### [What is needed]
Copy out the listing that follows, exact in every word, and skip the images.

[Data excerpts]

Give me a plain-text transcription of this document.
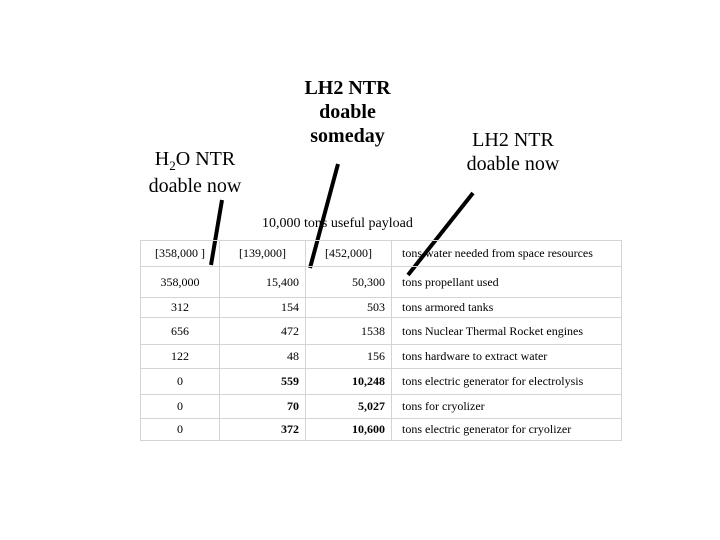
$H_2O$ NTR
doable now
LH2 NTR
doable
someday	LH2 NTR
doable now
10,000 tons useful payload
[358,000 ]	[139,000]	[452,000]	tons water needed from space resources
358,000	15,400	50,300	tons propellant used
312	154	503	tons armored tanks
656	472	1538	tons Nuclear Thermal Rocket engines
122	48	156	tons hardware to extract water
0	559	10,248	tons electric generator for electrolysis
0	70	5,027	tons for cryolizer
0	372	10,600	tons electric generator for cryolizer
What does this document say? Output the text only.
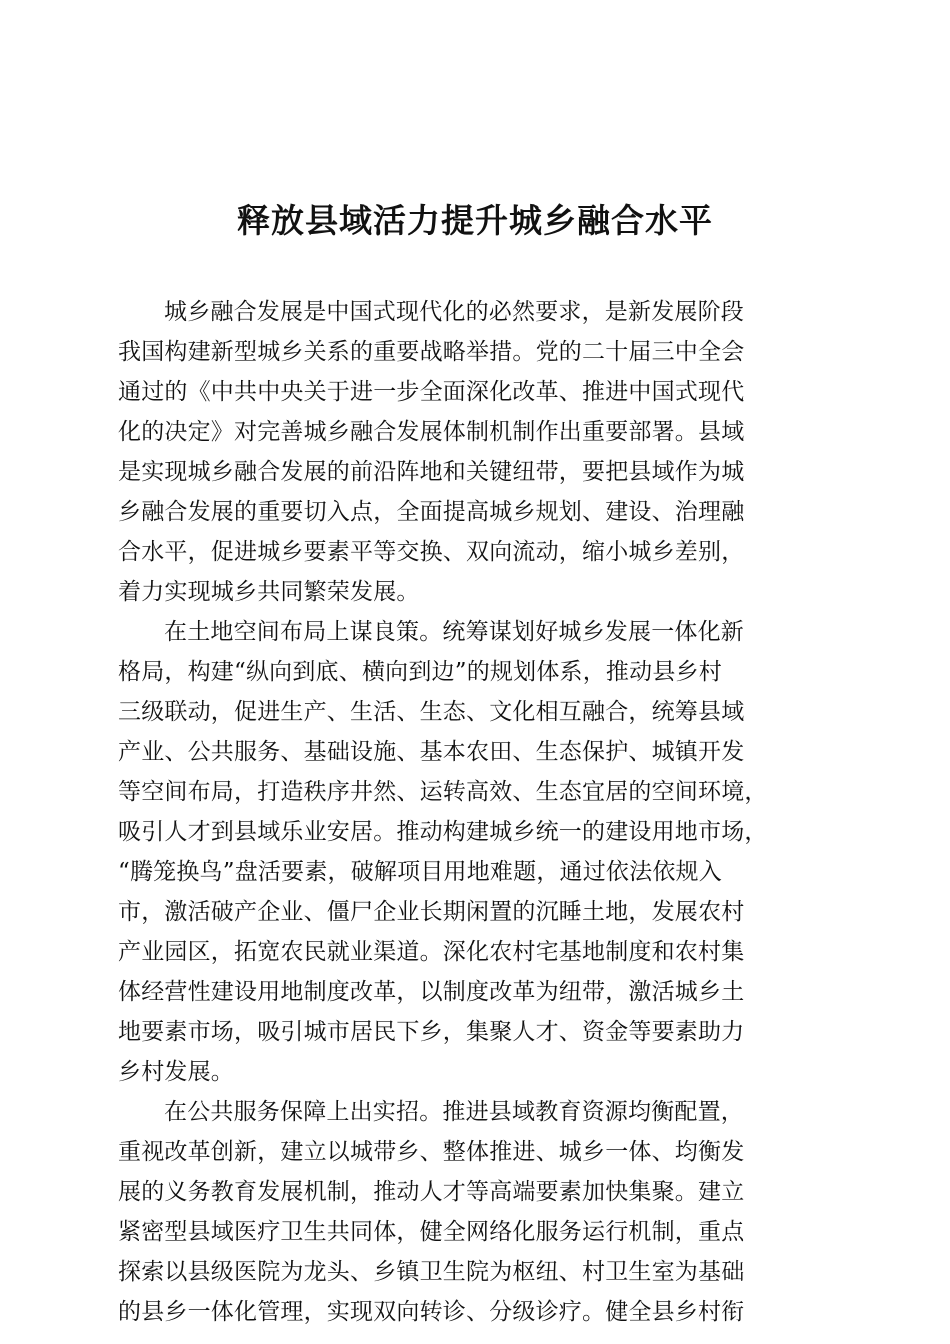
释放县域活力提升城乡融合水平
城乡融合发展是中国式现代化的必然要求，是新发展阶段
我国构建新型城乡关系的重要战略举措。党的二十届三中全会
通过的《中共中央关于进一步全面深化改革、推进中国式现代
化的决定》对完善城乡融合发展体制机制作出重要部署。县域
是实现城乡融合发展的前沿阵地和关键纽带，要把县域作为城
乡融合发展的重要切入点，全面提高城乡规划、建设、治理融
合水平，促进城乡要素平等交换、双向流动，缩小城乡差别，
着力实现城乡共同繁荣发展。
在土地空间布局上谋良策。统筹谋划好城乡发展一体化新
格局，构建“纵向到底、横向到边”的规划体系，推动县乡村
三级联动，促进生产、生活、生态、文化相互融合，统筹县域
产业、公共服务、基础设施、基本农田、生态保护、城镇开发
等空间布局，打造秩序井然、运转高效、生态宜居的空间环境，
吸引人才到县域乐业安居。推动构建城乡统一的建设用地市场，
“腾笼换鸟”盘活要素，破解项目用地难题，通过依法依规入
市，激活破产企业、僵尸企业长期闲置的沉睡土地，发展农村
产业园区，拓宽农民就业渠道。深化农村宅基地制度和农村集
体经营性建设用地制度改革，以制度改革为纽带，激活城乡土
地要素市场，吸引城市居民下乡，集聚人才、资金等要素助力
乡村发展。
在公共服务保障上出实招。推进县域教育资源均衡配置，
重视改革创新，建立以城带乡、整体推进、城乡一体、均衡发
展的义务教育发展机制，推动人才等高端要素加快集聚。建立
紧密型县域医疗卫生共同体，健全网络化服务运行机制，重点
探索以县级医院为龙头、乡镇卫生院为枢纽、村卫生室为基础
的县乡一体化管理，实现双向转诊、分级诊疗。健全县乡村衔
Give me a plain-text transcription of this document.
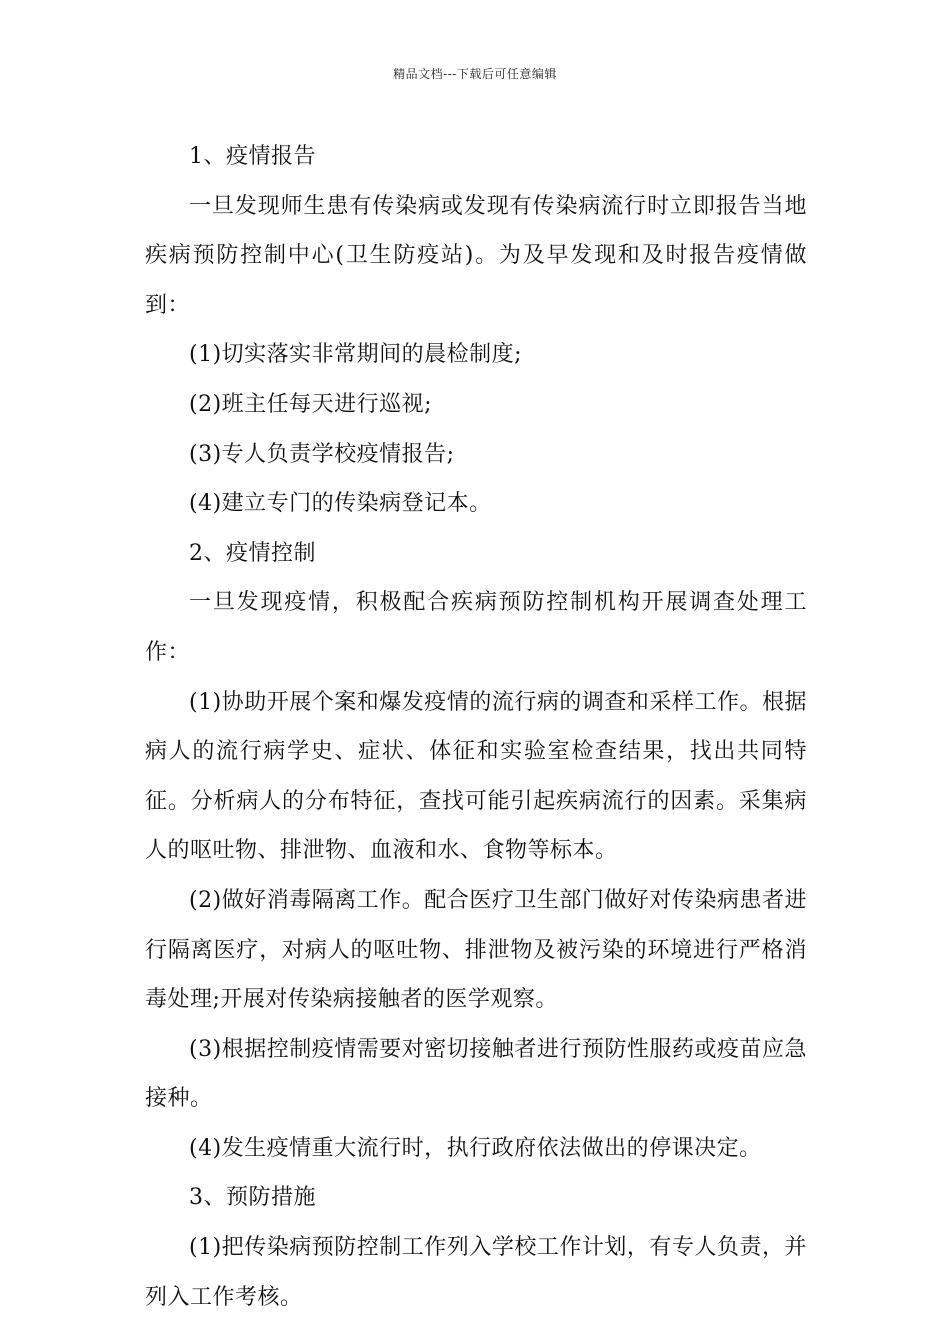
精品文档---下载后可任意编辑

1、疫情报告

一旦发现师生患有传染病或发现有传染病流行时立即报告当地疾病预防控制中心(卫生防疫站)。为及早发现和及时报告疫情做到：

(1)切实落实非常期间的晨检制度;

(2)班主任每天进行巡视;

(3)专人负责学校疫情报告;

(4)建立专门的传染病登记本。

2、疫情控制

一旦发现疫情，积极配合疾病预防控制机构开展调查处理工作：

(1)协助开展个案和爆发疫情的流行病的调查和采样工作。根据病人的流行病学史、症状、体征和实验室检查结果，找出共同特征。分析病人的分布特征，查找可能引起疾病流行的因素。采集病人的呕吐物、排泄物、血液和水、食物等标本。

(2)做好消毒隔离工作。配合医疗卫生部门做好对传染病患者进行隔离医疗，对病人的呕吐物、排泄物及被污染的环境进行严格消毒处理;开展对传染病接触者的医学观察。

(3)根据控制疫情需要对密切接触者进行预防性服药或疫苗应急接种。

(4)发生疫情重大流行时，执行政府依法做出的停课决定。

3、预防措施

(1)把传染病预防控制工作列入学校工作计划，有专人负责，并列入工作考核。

### [Exercise result]
Give me a plain-text transcription of this document.
$H_2O$ NTR
doable now
LH2 NTR
doable
someday	LH2 NTR
doable now
10,000 tons useful payload
[358,000 ]	[139,000]	[452,000]	tons water needed from space resources
358,000	15,400	50,300	tons propellant used
312	154	503	tons armored tanks
656	472	1538	tons Nuclear Thermal Rocket engines
122	48	156	tons hardware to extract water
0	559	10,248	tons electric generator for electrolysis
0	70	5,027	tons for cryolizer
0	372	10,600	tons electric generator for cryolizer
What does this document say? Output the text only.
释放县域活力提升城乡融合水平
城乡融合发展是中国式现代化的必然要求，是新发展阶段
我国构建新型城乡关系的重要战略举措。党的二十届三中全会
通过的《中共中央关于进一步全面深化改革、推进中国式现代
化的决定》对完善城乡融合发展体制机制作出重要部署。县域
是实现城乡融合发展的前沿阵地和关键纽带，要把县域作为城
乡融合发展的重要切入点，全面提高城乡规划、建设、治理融
合水平，促进城乡要素平等交换、双向流动，缩小城乡差别，
着力实现城乡共同繁荣发展。
在土地空间布局上谋良策。统筹谋划好城乡发展一体化新
格局，构建“纵向到底、横向到边”的规划体系，推动县乡村
三级联动，促进生产、生活、生态、文化相互融合，统筹县域
产业、公共服务、基础设施、基本农田、生态保护、城镇开发
等空间布局，打造秩序井然、运转高效、生态宜居的空间环境，
吸引人才到县域乐业安居。推动构建城乡统一的建设用地市场，
“腾笼换鸟”盘活要素，破解项目用地难题，通过依法依规入
市，激活破产企业、僵尸企业长期闲置的沉睡土地，发展农村
产业园区，拓宽农民就业渠道。深化农村宅基地制度和农村集
体经营性建设用地制度改革，以制度改革为纽带，激活城乡土
地要素市场，吸引城市居民下乡，集聚人才、资金等要素助力
乡村发展。
在公共服务保障上出实招。推进县域教育资源均衡配置，
重视改革创新，建立以城带乡、整体推进、城乡一体、均衡发
展的义务教育发展机制，推动人才等高端要素加快集聚。建立
紧密型县域医疗卫生共同体，健全网络化服务运行机制，重点
探索以县级医院为龙头、乡镇卫生院为枢纽、村卫生室为基础
的县乡一体化管理，实现双向转诊、分级诊疗。健全县乡村衔
Give me a plain-text transcription of this document.
精品文档---下载后可任意编辑

1、疫情报告

一旦发现师生患有传染病或发现有传染病流行时立即报告当地疾病预防控制中心(卫生防疫站)。为及早发现和及时报告疫情做到：

(1)切实落实非常期间的晨检制度;

(2)班主任每天进行巡视;

(3)专人负责学校疫情报告;

(4)建立专门的传染病登记本。

2、疫情控制

一旦发现疫情，积极配合疾病预防控制机构开展调查处理工作：

(1)协助开展个案和爆发疫情的流行病的调查和采样工作。根据病人的流行病学史、症状、体征和实验室检查结果，找出共同特征。分析病人的分布特征，查找可能引起疾病流行的因素。采集病人的呕吐物、排泄物、血液和水、食物等标本。

(2)做好消毒隔离工作。配合医疗卫生部门做好对传染病患者进行隔离医疗，对病人的呕吐物、排泄物及被污染的环境进行严格消毒处理;开展对传染病接触者的医学观察。

(3)根据控制疫情需要对密切接触者进行预防性服药或疫苗应急接种。

(4)发生疫情重大流行时，执行政府依法做出的停课决定。

3、预防措施

(1)把传染病预防控制工作列入学校工作计划，有专人负责，并列入工作考核。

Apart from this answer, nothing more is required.